— STATED GOAL —
Copy each line in the data that includes the word "label".

:::

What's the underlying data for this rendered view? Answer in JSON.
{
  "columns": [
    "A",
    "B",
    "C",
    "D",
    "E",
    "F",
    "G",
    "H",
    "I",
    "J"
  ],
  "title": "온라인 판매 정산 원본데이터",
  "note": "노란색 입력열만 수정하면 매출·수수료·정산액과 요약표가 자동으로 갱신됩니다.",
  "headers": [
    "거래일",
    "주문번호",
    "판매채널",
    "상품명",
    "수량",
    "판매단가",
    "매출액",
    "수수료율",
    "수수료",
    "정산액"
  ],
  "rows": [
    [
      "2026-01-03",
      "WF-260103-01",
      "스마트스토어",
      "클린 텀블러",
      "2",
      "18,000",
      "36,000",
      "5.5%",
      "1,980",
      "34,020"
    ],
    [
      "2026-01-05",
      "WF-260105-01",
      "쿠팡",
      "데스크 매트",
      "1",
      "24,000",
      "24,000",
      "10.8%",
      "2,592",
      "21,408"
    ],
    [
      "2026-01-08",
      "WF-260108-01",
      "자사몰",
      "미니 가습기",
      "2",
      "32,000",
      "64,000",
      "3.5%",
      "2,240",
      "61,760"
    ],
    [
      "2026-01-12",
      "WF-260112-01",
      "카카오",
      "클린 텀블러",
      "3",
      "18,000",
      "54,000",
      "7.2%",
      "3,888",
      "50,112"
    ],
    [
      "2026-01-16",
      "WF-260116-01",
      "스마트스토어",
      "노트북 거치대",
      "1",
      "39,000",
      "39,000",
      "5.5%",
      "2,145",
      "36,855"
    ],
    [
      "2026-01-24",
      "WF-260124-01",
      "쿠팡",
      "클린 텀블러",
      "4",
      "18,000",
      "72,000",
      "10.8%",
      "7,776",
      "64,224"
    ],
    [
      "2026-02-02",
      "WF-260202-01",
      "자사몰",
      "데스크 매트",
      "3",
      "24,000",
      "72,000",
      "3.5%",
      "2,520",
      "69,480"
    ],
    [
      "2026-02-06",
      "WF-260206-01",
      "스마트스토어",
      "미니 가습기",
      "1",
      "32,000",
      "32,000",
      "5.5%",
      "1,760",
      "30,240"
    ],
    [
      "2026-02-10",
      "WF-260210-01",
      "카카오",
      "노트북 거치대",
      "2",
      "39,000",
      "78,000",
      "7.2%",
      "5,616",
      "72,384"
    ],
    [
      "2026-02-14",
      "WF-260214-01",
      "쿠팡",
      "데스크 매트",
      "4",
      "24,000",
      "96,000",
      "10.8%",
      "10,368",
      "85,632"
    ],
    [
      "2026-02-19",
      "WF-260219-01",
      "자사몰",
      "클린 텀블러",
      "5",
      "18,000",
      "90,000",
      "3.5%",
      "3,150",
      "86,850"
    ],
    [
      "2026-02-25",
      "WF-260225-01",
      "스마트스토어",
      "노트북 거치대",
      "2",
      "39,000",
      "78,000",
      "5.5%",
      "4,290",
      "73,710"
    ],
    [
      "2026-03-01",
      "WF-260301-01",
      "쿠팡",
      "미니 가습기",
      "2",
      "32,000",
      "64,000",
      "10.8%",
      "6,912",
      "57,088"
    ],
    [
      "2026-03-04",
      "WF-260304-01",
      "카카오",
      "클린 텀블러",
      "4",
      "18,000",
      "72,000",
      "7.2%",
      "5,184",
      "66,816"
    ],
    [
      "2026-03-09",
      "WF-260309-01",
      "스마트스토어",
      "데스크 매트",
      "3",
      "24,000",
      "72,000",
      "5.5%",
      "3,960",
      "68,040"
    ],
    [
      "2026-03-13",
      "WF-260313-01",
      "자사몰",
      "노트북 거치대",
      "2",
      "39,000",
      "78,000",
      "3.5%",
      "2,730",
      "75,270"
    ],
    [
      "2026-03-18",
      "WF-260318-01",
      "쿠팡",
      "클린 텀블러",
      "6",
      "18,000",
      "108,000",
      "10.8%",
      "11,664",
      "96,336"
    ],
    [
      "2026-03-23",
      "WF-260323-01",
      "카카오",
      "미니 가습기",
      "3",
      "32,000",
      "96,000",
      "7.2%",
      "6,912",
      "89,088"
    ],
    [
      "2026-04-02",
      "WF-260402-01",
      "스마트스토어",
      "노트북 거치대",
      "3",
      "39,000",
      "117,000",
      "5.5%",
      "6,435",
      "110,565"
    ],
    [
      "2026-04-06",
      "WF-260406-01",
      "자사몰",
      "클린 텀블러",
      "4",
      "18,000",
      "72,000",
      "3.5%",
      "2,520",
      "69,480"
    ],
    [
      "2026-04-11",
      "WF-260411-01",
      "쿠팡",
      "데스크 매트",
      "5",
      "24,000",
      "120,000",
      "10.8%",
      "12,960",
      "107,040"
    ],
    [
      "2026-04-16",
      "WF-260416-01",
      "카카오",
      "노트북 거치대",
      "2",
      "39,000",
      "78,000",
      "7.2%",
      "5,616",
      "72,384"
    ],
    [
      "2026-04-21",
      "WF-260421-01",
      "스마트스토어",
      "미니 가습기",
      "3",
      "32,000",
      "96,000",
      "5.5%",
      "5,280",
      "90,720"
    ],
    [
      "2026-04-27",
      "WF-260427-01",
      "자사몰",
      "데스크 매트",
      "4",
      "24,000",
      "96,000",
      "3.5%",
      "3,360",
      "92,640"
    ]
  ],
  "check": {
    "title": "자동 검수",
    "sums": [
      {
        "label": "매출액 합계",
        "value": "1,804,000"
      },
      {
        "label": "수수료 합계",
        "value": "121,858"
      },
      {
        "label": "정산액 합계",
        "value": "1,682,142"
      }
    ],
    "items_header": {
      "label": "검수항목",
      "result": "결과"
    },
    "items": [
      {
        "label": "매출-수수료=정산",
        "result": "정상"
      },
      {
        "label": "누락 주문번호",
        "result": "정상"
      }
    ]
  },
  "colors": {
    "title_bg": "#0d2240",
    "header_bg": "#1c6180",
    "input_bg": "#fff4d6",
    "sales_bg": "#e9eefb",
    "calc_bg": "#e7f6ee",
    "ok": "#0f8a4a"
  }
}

:::

— FINISHED EXERCISE —
        "label": "매출액 합계",
        "label": "수수료 합계",
        "label": "정산액 합계",
      "label": "검수항목",
        "label": "매출-수수료=정산",
        "label": "누락 주문번호",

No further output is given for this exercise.